(Data records)
══════

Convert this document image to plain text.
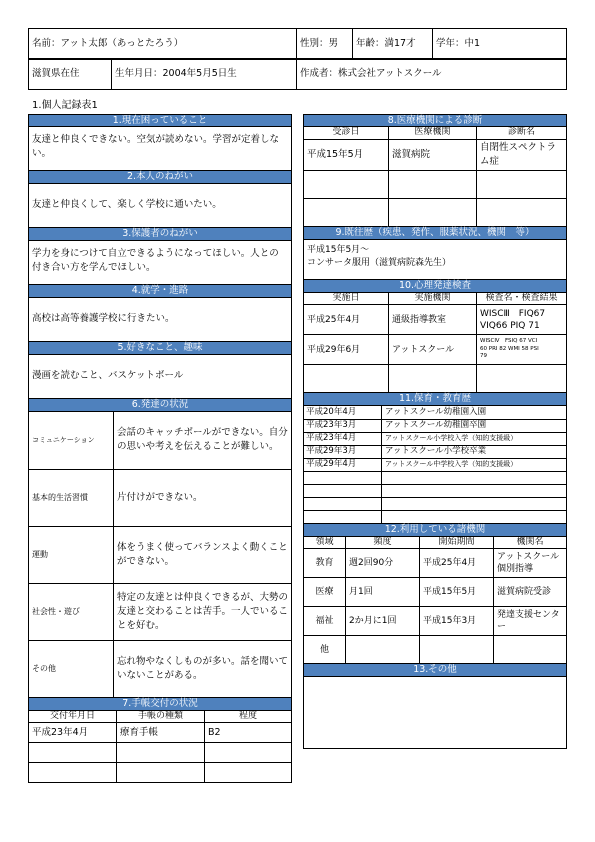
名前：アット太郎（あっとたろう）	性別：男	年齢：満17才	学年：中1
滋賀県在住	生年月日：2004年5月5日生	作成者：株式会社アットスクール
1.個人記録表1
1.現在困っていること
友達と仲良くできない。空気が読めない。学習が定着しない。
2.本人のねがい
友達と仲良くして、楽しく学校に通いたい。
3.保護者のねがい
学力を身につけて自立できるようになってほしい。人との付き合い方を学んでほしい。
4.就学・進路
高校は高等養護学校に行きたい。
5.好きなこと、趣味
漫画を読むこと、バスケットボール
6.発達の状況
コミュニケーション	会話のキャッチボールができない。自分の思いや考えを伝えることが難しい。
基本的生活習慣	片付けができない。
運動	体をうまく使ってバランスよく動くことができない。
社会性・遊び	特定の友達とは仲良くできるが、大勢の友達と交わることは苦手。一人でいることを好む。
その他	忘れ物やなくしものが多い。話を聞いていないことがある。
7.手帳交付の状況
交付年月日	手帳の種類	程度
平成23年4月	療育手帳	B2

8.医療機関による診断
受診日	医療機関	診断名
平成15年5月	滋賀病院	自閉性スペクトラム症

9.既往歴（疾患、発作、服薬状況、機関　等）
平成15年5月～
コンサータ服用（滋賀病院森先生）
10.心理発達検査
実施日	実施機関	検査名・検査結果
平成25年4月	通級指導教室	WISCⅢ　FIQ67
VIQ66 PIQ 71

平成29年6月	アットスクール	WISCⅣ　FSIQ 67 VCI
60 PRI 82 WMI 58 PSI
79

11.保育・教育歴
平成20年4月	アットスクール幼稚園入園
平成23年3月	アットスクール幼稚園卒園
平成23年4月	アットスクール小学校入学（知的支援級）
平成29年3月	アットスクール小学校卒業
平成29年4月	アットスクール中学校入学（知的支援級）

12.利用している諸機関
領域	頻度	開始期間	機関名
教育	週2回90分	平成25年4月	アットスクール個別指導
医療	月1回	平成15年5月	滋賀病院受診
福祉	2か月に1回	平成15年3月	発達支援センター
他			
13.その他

══════

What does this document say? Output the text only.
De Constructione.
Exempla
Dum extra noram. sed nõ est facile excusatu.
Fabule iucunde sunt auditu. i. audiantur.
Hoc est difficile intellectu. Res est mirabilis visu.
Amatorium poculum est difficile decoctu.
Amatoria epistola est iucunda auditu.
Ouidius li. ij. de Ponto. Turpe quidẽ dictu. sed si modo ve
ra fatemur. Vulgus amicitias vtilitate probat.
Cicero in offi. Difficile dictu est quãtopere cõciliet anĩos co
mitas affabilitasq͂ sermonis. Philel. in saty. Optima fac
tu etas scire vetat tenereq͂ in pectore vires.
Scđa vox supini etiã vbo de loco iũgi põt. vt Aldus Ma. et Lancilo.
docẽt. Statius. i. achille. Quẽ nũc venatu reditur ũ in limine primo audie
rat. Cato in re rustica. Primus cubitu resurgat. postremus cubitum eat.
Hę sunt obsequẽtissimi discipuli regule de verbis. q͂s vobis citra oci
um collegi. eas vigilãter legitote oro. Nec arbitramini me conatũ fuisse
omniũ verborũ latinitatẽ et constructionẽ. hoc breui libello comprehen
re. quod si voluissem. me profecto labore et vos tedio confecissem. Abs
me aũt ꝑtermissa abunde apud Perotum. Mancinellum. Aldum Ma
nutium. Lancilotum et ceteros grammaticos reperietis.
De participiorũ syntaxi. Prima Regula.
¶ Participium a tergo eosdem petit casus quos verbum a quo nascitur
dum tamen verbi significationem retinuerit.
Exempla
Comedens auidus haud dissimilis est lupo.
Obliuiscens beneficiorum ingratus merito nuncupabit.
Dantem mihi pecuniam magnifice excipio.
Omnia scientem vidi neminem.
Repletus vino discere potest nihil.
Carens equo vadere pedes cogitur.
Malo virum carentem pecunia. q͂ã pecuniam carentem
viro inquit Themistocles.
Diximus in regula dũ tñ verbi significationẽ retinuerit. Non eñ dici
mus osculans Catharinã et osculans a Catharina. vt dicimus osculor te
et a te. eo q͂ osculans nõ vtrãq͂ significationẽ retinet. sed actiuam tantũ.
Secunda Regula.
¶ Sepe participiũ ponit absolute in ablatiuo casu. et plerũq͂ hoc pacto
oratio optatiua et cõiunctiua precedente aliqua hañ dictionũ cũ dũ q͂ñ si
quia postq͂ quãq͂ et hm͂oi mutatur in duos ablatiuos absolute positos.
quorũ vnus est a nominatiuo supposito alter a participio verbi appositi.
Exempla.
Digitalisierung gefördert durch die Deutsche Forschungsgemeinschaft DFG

══════

Copy every line of the listing containing the string "dictu".

Ouidius li. ij. de Ponto. Turpe quidẽ dictu. sed si modo ve
Cicero in offi. Difficile dictu est quãtopere cõciliet anĩos co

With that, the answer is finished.